Find the line containing "What's the underlying", then return it and every line after it through the end of the records, exactly. Leave out pictures.

=======

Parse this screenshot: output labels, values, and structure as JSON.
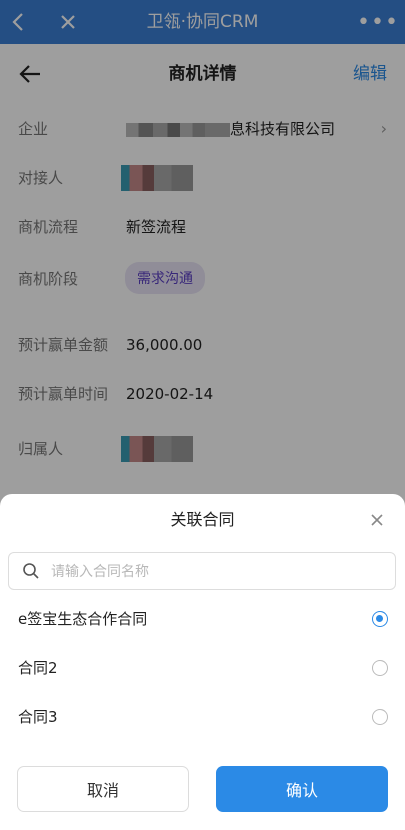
{
  "app": {
    "title": "卫瓴·协同CRM",
    "more_label": "•••"
  },
  "header": {
    "title": "商机详情",
    "edit_label": "编辑"
  },
  "fields": {
    "company_label": "企业",
    "company_value_visible": "息科技有限公司",
    "contact_label": "对接人",
    "flow_label": "商机流程",
    "flow_value": "新签流程",
    "stage_label": "商机阶段",
    "stage_value": "需求沟通",
    "amount_label": "预计赢单金额",
    "amount_value": "36,000.00",
    "date_label": "预计赢单时间",
    "date_value": "2020-02-14",
    "owner_label": "归属人"
  },
  "sheet": {
    "title": "关联合同",
    "search_placeholder": "请输入合同名称",
    "options": [
      {
        "label": "e签宝生态合作合同",
        "selected": true
      },
      {
        "label": "合同2",
        "selected": false
      },
      {
        "label": "合同3",
        "selected": false
      }
    ],
    "cancel_label": "取消",
    "confirm_label": "确认"
  },
  "colors": {
    "topbar": "#3b7ed3",
    "accent": "#2b8ae6",
    "tag_bg": "#e8e4f6",
    "tag_text": "#5b3fc4"
  }
}
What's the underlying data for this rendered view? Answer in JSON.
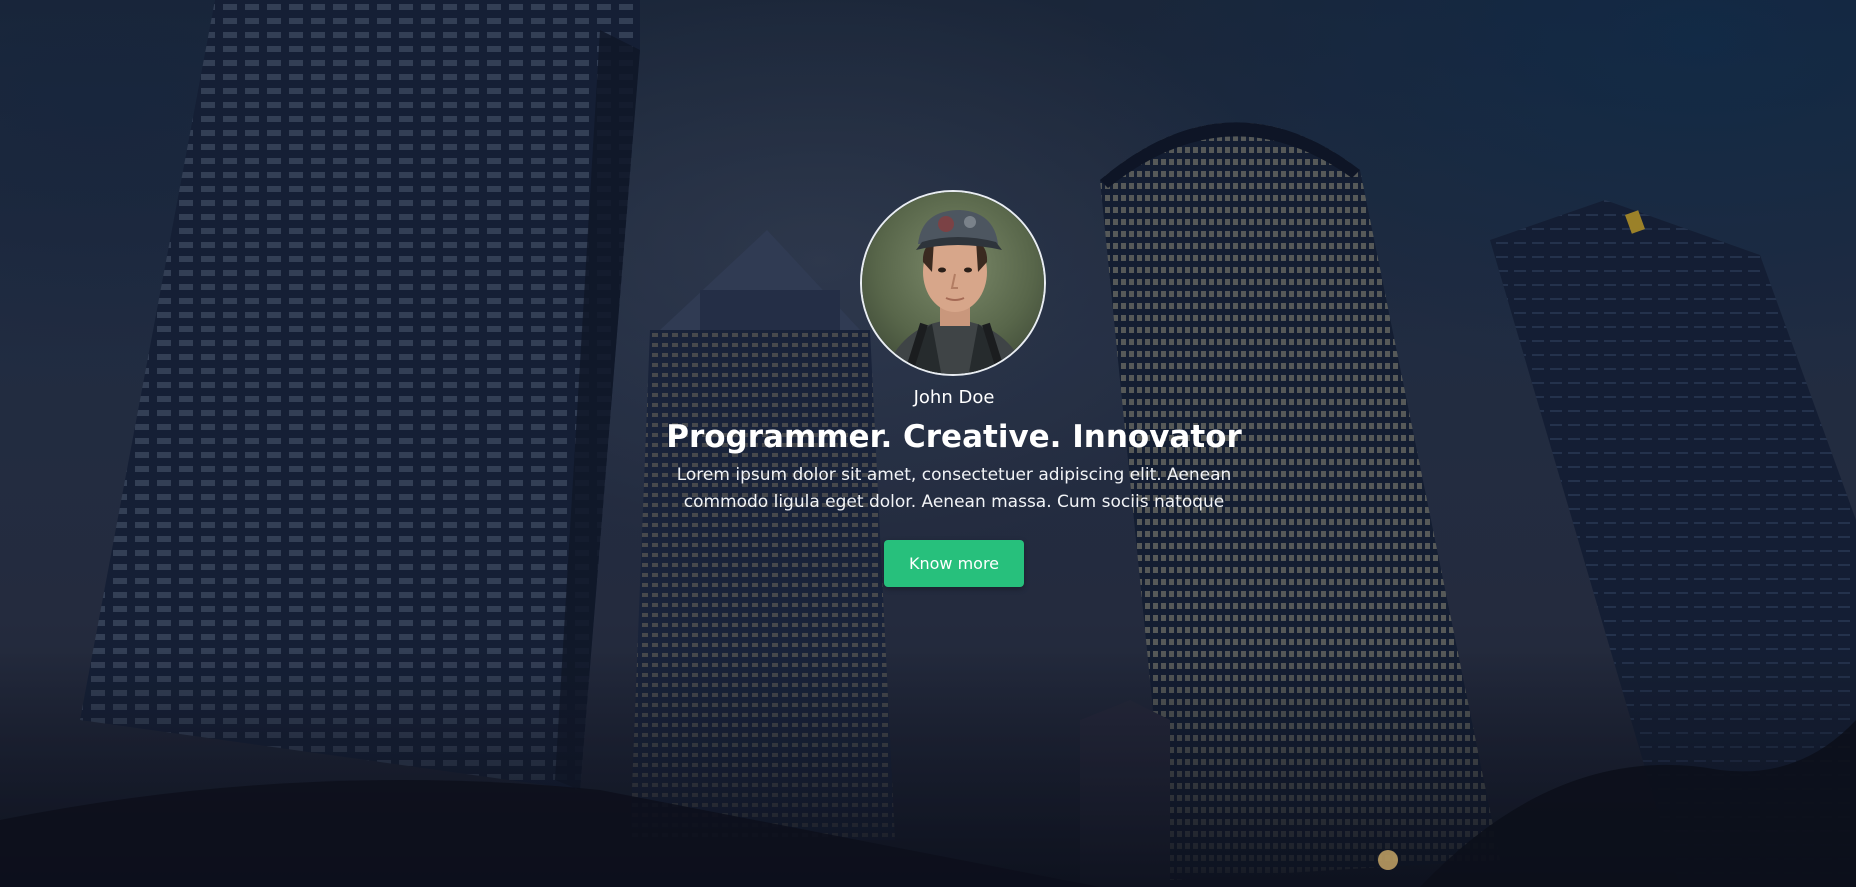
{
  "profile": {
    "name": "John Doe",
    "headline": "Programmer. Creative. Innovator",
    "description": "Lorem ipsum dolor sit amet, consectetuer adipiscing elit. Aenean commodo ligula eget dolor. Aenean massa. Cum sociis natoque",
    "avatar_alt": "avatar-photo"
  },
  "cta": {
    "label": "Know more"
  },
  "colors": {
    "accent": "#27c07c",
    "text": "#ffffff",
    "background": "#26334a"
  }
}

=======

RESULT OF THE EXERCISE:
What's the underlying data for this rendered view? Answer in JSON.
{
  "profile": {
    "name": "John Doe",
    "headline": "Programmer. Creative. Innovator",
    "description": "Lorem ipsum dolor sit amet, consectetuer adipiscing elit. Aenean commodo ligula eget dolor. Aenean massa. Cum sociis natoque",
    "avatar_alt": "avatar-photo"
  },
  "cta": {
    "label": "Know more"
  },
  "colors": {
    "accent": "#27c07c",
    "text": "#ffffff",
    "background": "#26334a"
  }
}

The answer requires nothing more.